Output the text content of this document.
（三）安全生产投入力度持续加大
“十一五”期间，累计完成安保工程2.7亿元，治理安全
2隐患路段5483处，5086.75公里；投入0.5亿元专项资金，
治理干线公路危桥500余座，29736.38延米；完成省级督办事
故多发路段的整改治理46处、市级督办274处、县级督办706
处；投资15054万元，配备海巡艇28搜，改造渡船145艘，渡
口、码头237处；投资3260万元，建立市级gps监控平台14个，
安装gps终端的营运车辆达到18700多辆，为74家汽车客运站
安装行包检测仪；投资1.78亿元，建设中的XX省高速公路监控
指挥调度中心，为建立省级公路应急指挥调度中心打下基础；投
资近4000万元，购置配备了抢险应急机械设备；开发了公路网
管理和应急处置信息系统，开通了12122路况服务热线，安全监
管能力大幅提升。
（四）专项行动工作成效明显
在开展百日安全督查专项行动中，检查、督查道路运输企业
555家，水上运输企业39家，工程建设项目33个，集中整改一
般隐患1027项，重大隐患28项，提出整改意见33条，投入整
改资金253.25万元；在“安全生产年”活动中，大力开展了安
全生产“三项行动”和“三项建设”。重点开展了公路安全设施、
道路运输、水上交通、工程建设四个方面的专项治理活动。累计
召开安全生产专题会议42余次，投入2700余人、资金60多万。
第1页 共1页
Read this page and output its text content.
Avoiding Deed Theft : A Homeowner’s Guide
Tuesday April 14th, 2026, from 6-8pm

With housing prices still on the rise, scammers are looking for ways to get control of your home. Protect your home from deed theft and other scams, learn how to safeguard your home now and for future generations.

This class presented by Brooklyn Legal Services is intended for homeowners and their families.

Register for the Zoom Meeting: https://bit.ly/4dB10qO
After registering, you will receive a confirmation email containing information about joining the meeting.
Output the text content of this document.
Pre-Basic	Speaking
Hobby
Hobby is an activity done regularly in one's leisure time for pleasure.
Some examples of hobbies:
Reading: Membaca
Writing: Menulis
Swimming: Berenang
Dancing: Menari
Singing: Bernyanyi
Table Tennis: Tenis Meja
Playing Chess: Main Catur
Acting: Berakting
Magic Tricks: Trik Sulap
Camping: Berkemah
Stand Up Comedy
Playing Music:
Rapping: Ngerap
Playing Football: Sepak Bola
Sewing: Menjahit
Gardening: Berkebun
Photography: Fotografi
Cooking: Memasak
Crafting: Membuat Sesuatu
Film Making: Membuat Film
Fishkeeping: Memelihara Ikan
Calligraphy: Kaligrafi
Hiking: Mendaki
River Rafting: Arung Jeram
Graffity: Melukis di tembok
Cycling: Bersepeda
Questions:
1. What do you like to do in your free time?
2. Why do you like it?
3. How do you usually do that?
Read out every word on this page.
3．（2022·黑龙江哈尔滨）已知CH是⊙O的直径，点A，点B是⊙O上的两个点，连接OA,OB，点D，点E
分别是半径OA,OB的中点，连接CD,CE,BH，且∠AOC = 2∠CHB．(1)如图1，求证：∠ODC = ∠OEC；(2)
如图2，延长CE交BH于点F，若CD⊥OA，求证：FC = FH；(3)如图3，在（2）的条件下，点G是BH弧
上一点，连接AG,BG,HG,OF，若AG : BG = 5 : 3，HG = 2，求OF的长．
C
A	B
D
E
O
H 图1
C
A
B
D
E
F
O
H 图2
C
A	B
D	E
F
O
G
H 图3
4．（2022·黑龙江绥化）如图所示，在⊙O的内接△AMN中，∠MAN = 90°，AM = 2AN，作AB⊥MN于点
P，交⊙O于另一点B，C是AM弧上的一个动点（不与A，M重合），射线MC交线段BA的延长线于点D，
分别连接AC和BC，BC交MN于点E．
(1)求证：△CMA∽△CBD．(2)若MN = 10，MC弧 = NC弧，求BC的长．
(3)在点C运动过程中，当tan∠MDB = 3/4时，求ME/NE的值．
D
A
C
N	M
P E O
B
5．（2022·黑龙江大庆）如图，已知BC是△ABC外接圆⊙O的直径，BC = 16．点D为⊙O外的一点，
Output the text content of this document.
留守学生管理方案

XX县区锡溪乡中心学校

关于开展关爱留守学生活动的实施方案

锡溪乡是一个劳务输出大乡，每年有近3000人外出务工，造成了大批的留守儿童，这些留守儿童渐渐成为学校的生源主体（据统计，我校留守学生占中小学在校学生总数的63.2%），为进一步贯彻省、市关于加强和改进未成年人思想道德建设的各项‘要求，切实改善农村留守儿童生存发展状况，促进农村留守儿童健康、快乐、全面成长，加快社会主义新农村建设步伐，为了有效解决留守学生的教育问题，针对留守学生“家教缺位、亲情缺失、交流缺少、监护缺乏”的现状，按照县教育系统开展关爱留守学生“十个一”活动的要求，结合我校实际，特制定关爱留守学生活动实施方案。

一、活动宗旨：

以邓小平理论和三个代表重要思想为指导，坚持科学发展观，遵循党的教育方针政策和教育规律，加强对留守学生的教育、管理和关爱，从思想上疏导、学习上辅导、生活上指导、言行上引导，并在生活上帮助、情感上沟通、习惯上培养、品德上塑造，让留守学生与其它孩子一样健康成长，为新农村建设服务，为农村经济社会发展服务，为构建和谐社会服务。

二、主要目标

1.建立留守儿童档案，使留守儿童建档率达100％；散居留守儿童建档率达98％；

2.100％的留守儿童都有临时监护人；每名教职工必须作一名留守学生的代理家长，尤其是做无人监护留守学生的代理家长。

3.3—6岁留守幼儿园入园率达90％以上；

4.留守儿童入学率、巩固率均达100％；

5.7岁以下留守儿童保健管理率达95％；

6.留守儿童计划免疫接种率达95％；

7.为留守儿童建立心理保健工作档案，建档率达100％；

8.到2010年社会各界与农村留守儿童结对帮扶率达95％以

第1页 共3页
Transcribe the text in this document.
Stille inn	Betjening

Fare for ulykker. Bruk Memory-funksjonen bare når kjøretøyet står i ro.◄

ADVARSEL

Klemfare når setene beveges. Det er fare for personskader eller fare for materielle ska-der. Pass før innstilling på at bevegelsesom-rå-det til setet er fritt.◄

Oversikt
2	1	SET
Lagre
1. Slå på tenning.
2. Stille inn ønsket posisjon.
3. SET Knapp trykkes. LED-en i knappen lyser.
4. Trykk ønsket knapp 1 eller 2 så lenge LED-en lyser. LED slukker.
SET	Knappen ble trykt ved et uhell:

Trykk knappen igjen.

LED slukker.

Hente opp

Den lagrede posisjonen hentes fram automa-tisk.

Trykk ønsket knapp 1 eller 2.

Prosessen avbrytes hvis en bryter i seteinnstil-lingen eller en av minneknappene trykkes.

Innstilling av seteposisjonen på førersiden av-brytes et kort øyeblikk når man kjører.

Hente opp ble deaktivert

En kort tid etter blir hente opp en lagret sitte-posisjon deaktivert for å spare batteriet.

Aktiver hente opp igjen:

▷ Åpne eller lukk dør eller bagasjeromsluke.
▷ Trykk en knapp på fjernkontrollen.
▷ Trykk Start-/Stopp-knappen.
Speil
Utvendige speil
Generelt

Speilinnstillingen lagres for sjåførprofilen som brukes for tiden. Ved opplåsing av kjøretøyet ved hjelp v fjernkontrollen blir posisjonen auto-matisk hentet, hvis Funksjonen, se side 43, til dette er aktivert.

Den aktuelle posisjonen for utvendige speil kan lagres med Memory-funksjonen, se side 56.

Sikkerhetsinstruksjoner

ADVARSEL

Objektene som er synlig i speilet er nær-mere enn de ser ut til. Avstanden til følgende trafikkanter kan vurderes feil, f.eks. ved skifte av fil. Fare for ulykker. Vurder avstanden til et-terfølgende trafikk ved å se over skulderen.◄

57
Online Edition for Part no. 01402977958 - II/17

****************************************

* Your objective
Copy out every line that includes the word "ønsket".

* Result of the exercise
2. Stille inn ønsket posisjon.
4. Trykk ønsket knapp 1 eller 2 så lenge LED-en lyser. LED slukker.
Trykk ønsket knapp 1 eller 2.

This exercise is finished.